EXCERPTED DATA:
--*--
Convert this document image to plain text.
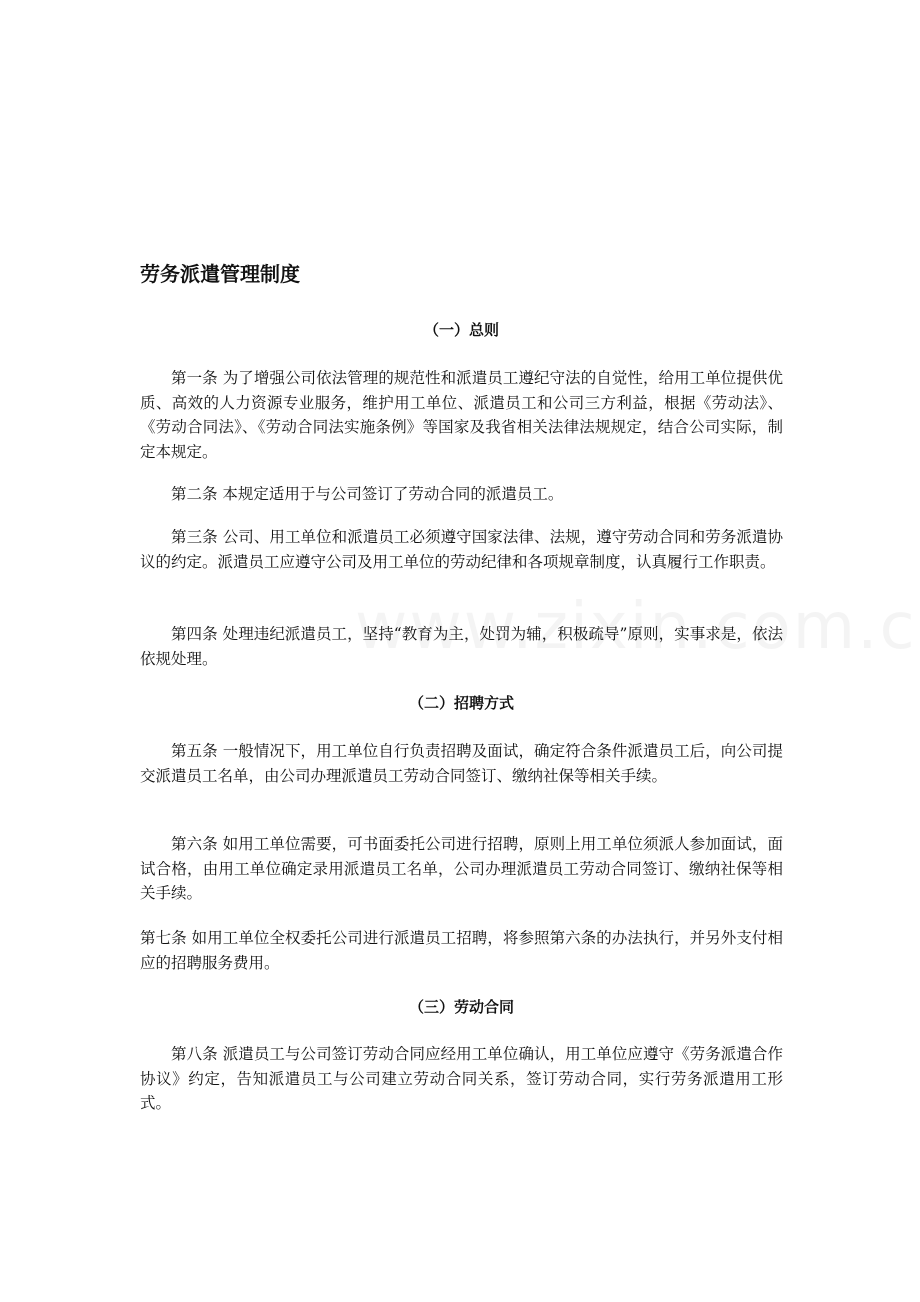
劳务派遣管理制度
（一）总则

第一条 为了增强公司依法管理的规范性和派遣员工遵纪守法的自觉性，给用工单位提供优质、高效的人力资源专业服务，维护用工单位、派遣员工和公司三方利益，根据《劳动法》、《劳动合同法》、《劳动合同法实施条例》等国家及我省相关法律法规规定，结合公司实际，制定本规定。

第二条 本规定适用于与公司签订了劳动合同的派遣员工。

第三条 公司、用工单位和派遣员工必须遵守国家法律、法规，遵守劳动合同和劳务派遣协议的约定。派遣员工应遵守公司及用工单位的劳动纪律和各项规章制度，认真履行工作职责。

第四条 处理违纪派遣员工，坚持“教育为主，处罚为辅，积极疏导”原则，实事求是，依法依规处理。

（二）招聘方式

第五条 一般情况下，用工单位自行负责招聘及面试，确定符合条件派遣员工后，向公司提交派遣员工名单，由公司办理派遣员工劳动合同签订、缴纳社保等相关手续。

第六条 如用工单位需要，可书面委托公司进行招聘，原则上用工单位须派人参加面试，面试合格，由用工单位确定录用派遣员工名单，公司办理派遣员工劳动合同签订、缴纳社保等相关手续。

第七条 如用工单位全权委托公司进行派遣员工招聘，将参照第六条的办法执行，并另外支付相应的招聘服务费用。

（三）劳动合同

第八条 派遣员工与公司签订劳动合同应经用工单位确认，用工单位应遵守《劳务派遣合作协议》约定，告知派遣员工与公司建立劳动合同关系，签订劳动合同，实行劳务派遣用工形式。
--*--
TASK DETAILS: Transcribe the entries above verbatim, omitting their pictures.

SOLUTION FOR THIS EXERCISE:
Convert this document image to plain text.
劳务派遣管理制度
（一）总则

第一条 为了增强公司依法管理的规范性和派遣员工遵纪守法的自觉性，给用工单位提供优质、高效的人力资源专业服务，维护用工单位、派遣员工和公司三方利益，根据《劳动法》、《劳动合同法》、《劳动合同法实施条例》等国家及我省相关法律法规规定，结合公司实际，制定本规定。

第二条 本规定适用于与公司签订了劳动合同的派遣员工。

第三条 公司、用工单位和派遣员工必须遵守国家法律、法规，遵守劳动合同和劳务派遣协议的约定。派遣员工应遵守公司及用工单位的劳动纪律和各项规章制度，认真履行工作职责。

第四条 处理违纪派遣员工，坚持“教育为主，处罚为辅，积极疏导”原则，实事求是，依法依规处理。

（二）招聘方式

第五条 一般情况下，用工单位自行负责招聘及面试，确定符合条件派遣员工后，向公司提交派遣员工名单，由公司办理派遣员工劳动合同签订、缴纳社保等相关手续。

第六条 如用工单位需要，可书面委托公司进行招聘，原则上用工单位须派人参加面试，面试合格，由用工单位确定录用派遣员工名单，公司办理派遣员工劳动合同签订、缴纳社保等相关手续。

第七条 如用工单位全权委托公司进行派遣员工招聘，将参照第六条的办法执行，并另外支付相应的招聘服务费用。

（三）劳动合同

第八条 派遣员工与公司签订劳动合同应经用工单位确认，用工单位应遵守《劳务派遣合作协议》约定，告知派遣员工与公司建立劳动合同关系，签订劳动合同，实行劳务派遣用工形式。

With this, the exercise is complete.